[Collected data]
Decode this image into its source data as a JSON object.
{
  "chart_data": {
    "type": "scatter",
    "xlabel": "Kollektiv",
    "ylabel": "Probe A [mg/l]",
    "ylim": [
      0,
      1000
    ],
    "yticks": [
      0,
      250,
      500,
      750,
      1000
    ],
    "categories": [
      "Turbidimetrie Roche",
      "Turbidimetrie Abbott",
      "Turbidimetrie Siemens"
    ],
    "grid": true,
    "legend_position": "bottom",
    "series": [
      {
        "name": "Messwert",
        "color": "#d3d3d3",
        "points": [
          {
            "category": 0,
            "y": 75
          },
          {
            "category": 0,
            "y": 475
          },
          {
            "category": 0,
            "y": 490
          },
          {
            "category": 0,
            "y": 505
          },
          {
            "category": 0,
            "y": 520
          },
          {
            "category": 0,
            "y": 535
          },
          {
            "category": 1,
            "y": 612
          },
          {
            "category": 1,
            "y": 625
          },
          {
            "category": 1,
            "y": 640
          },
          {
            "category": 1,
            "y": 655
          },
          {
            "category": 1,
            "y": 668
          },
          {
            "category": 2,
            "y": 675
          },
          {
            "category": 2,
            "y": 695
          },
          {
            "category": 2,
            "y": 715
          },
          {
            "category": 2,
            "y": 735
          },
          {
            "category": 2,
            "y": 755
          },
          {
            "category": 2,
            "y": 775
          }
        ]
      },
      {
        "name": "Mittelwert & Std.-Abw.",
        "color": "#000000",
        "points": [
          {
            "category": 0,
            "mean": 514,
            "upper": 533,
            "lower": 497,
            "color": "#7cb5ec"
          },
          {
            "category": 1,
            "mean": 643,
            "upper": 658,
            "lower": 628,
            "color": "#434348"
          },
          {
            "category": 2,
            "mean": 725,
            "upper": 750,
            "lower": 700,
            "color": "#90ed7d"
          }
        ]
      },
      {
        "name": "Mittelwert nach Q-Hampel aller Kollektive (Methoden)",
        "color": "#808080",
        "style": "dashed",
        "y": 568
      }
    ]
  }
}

Directions:
Set down the entries above again, word for word.

Result for this task:
Decode this image into its source data as a JSON object.
{
  "chart_data": {
    "type": "scatter",
    "xlabel": "Kollektiv",
    "ylabel": "Probe A [mg/l]",
    "ylim": [
      0,
      1000
    ],
    "yticks": [
      0,
      250,
      500,
      750,
      1000
    ],
    "categories": [
      "Turbidimetrie Roche",
      "Turbidimetrie Abbott",
      "Turbidimetrie Siemens"
    ],
    "grid": true,
    "legend_position": "bottom",
    "series": [
      {
        "name": "Messwert",
        "color": "#d3d3d3",
        "points": [
          {
            "category": 0,
            "y": 75
          },
          {
            "category": 0,
            "y": 475
          },
          {
            "category": 0,
            "y": 490
          },
          {
            "category": 0,
            "y": 505
          },
          {
            "category": 0,
            "y": 520
          },
          {
            "category": 0,
            "y": 535
          },
          {
            "category": 1,
            "y": 612
          },
          {
            "category": 1,
            "y": 625
          },
          {
            "category": 1,
            "y": 640
          },
          {
            "category": 1,
            "y": 655
          },
          {
            "category": 1,
            "y": 668
          },
          {
            "category": 2,
            "y": 675
          },
          {
            "category": 2,
            "y": 695
          },
          {
            "category": 2,
            "y": 715
          },
          {
            "category": 2,
            "y": 735
          },
          {
            "category": 2,
            "y": 755
          },
          {
            "category": 2,
            "y": 775
          }
        ]
      },
      {
        "name": "Mittelwert & Std.-Abw.",
        "color": "#000000",
        "points": [
          {
            "category": 0,
            "mean": 514,
            "upper": 533,
            "lower": 497,
            "color": "#7cb5ec"
          },
          {
            "category": 1,
            "mean": 643,
            "upper": 658,
            "lower": 628,
            "color": "#434348"
          },
          {
            "category": 2,
            "mean": 725,
            "upper": 750,
            "lower": 700,
            "color": "#90ed7d"
          }
        ]
      },
      {
        "name": "Mittelwert nach Q-Hampel aller Kollektive (Methoden)",
        "color": "#808080",
        "style": "dashed",
        "y": 568
      }
    ]
  }
}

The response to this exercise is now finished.